■ What is being asked
Reproduce the data that follows in its entirety, character for character.

*** Data shown ***

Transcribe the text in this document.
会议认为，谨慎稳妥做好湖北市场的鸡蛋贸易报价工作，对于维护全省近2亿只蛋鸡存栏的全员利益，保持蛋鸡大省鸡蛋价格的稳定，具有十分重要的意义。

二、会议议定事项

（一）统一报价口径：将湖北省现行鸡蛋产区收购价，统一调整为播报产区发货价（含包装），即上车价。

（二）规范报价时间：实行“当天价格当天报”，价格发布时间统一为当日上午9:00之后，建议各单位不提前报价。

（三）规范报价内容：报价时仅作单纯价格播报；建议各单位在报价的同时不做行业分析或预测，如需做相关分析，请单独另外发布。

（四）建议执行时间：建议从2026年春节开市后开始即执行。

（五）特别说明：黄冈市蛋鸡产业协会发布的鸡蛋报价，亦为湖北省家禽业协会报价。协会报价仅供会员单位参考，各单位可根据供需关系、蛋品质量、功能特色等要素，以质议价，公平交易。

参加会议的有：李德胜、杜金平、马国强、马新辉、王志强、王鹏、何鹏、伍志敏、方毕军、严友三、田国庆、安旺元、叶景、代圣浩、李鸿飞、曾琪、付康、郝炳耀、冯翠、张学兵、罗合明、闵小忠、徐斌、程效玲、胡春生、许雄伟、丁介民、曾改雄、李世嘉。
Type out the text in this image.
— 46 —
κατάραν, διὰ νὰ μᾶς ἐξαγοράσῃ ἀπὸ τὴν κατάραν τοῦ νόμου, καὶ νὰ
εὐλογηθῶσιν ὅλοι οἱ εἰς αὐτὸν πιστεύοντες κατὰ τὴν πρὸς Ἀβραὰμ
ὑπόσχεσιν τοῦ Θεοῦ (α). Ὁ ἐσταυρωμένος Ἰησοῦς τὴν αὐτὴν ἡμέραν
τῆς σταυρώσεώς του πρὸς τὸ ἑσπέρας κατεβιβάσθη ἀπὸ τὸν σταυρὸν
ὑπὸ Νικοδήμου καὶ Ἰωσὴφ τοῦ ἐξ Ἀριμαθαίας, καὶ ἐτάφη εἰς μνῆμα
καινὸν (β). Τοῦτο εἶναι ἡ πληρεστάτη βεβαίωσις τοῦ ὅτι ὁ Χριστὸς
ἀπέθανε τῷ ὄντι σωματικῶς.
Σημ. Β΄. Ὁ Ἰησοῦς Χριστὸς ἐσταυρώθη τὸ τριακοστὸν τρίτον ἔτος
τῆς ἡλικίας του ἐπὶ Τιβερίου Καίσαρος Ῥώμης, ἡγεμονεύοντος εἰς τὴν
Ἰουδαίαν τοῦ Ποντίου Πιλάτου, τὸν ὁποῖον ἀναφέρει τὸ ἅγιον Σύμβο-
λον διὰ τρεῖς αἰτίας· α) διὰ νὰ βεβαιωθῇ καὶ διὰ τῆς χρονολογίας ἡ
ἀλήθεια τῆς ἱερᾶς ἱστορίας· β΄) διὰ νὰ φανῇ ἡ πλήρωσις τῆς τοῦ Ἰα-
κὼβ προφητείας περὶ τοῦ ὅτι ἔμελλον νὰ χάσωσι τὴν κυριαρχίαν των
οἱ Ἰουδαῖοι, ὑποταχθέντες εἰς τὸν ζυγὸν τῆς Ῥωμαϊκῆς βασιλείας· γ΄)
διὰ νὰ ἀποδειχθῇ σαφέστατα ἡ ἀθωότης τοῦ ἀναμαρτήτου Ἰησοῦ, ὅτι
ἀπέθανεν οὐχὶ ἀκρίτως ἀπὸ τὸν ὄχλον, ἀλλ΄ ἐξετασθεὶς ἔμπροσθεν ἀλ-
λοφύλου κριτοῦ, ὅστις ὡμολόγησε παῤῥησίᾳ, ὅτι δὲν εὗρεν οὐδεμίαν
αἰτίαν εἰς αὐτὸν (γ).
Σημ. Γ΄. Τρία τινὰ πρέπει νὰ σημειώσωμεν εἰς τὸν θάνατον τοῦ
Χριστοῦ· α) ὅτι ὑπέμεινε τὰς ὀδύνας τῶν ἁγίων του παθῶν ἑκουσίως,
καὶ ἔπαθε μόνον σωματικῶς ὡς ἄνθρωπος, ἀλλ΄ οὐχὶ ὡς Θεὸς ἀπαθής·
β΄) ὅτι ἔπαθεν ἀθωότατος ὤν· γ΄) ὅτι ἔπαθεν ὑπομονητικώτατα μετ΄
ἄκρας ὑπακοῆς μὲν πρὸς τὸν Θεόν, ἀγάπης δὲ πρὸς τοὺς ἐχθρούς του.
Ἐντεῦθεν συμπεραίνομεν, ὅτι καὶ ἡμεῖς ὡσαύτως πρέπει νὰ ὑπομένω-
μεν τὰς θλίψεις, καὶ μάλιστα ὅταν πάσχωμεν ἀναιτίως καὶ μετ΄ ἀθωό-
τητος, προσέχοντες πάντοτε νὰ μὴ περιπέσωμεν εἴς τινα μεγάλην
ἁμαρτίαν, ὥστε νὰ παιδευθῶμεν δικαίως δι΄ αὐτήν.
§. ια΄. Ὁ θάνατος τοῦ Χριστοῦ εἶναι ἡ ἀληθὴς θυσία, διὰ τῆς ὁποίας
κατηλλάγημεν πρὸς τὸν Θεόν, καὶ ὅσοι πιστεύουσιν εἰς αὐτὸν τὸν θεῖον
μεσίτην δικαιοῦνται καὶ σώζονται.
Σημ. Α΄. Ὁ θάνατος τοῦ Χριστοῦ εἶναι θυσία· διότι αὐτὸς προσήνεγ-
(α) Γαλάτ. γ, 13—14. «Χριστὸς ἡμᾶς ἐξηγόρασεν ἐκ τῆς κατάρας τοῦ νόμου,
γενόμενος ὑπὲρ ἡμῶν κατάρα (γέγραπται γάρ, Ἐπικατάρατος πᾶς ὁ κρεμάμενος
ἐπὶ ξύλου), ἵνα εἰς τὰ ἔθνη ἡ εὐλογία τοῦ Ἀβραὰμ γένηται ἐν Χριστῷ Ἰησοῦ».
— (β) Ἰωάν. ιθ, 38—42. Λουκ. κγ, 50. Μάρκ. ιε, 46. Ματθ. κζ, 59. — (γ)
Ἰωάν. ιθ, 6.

***

■ Written solution
Transcribe the text in this document.
会议认为，谨慎稳妥做好湖北市场的鸡蛋贸易报价工作，对于维护全省近2亿只蛋鸡存栏的全员利益，保持蛋鸡大省鸡蛋价格的稳定，具有十分重要的意义。

二、会议议定事项

（一）统一报价口径：将湖北省现行鸡蛋产区收购价，统一调整为播报产区发货价（含包装），即上车价。

（二）规范报价时间：实行“当天价格当天报”，价格发布时间统一为当日上午9:00之后，建议各单位不提前报价。

（三）规范报价内容：报价时仅作单纯价格播报；建议各单位在报价的同时不做行业分析或预测，如需做相关分析，请单独另外发布。

（四）建议执行时间：建议从2026年春节开市后开始即执行。

（五）特别说明：黄冈市蛋鸡产业协会发布的鸡蛋报价，亦为湖北省家禽业协会报价。协会报价仅供会员单位参考，各单位可根据供需关系、蛋品质量、功能特色等要素，以质议价，公平交易。

参加会议的有：李德胜、杜金平、马国强、马新辉、王志强、王鹏、何鹏、伍志敏、方毕军、严友三、田国庆、安旺元、叶景、代圣浩、李鸿飞、曾琪、付康、郝炳耀、冯翠、张学兵、罗合明、闵小忠、徐斌、程效玲、胡春生、许雄伟、丁介民、曾改雄、李世嘉。
Type out the text in this image.
— 46 —
κατάραν, διὰ νὰ μᾶς ἐξαγοράσῃ ἀπὸ τὴν κατάραν τοῦ νόμου, καὶ νὰ
εὐλογηθῶσιν ὅλοι οἱ εἰς αὐτὸν πιστεύοντες κατὰ τὴν πρὸς Ἀβραὰμ
ὑπόσχεσιν τοῦ Θεοῦ (α). Ὁ ἐσταυρωμένος Ἰησοῦς τὴν αὐτὴν ἡμέραν
τῆς σταυρώσεώς του πρὸς τὸ ἑσπέρας κατεβιβάσθη ἀπὸ τὸν σταυρὸν
ὑπὸ Νικοδήμου καὶ Ἰωσὴφ τοῦ ἐξ Ἀριμαθαίας, καὶ ἐτάφη εἰς μνῆμα
καινὸν (β). Τοῦτο εἶναι ἡ πληρεστάτη βεβαίωσις τοῦ ὅτι ὁ Χριστὸς
ἀπέθανε τῷ ὄντι σωματικῶς.
Σημ. Β΄. Ὁ Ἰησοῦς Χριστὸς ἐσταυρώθη τὸ τριακοστὸν τρίτον ἔτος
τῆς ἡλικίας του ἐπὶ Τιβερίου Καίσαρος Ῥώμης, ἡγεμονεύοντος εἰς τὴν
Ἰουδαίαν τοῦ Ποντίου Πιλάτου, τὸν ὁποῖον ἀναφέρει τὸ ἅγιον Σύμβο-
λον διὰ τρεῖς αἰτίας· α) διὰ νὰ βεβαιωθῇ καὶ διὰ τῆς χρονολογίας ἡ
ἀλήθεια τῆς ἱερᾶς ἱστορίας· β΄) διὰ νὰ φανῇ ἡ πλήρωσις τῆς τοῦ Ἰα-
κὼβ προφητείας περὶ τοῦ ὅτι ἔμελλον νὰ χάσωσι τὴν κυριαρχίαν των
οἱ Ἰουδαῖοι, ὑποταχθέντες εἰς τὸν ζυγὸν τῆς Ῥωμαϊκῆς βασιλείας· γ΄)
διὰ νὰ ἀποδειχθῇ σαφέστατα ἡ ἀθωότης τοῦ ἀναμαρτήτου Ἰησοῦ, ὅτι
ἀπέθανεν οὐχὶ ἀκρίτως ἀπὸ τὸν ὄχλον, ἀλλ΄ ἐξετασθεὶς ἔμπροσθεν ἀλ-
λοφύλου κριτοῦ, ὅστις ὡμολόγησε παῤῥησίᾳ, ὅτι δὲν εὗρεν οὐδεμίαν
αἰτίαν εἰς αὐτὸν (γ).
Σημ. Γ΄. Τρία τινὰ πρέπει νὰ σημειώσωμεν εἰς τὸν θάνατον τοῦ
Χριστοῦ· α) ὅτι ὑπέμεινε τὰς ὀδύνας τῶν ἁγίων του παθῶν ἑκουσίως,
καὶ ἔπαθε μόνον σωματικῶς ὡς ἄνθρωπος, ἀλλ΄ οὐχὶ ὡς Θεὸς ἀπαθής·
β΄) ὅτι ἔπαθεν ἀθωότατος ὤν· γ΄) ὅτι ἔπαθεν ὑπομονητικώτατα μετ΄
ἄκρας ὑπακοῆς μὲν πρὸς τὸν Θεόν, ἀγάπης δὲ πρὸς τοὺς ἐχθρούς του.
Ἐντεῦθεν συμπεραίνομεν, ὅτι καὶ ἡμεῖς ὡσαύτως πρέπει νὰ ὑπομένω-
μεν τὰς θλίψεις, καὶ μάλιστα ὅταν πάσχωμεν ἀναιτίως καὶ μετ΄ ἀθωό-
τητος, προσέχοντες πάντοτε νὰ μὴ περιπέσωμεν εἴς τινα μεγάλην
ἁμαρτίαν, ὥστε νὰ παιδευθῶμεν δικαίως δι΄ αὐτήν.
§. ια΄. Ὁ θάνατος τοῦ Χριστοῦ εἶναι ἡ ἀληθὴς θυσία, διὰ τῆς ὁποίας
κατηλλάγημεν πρὸς τὸν Θεόν, καὶ ὅσοι πιστεύουσιν εἰς αὐτὸν τὸν θεῖον
μεσίτην δικαιοῦνται καὶ σώζονται.
Σημ. Α΄. Ὁ θάνατος τοῦ Χριστοῦ εἶναι θυσία· διότι αὐτὸς προσήνεγ-
(α) Γαλάτ. γ, 13—14. «Χριστὸς ἡμᾶς ἐξηγόρασεν ἐκ τῆς κατάρας τοῦ νόμου,
γενόμενος ὑπὲρ ἡμῶν κατάρα (γέγραπται γάρ, Ἐπικατάρατος πᾶς ὁ κρεμάμενος
ἐπὶ ξύλου), ἵνα εἰς τὰ ἔθνη ἡ εὐλογία τοῦ Ἀβραὰμ γένηται ἐν Χριστῷ Ἰησοῦ».
— (β) Ἰωάν. ιθ, 38—42. Λουκ. κγ, 50. Μάρκ. ιε, 46. Ματθ. κζ, 59. — (γ)
Ἰωάν. ιθ, 6.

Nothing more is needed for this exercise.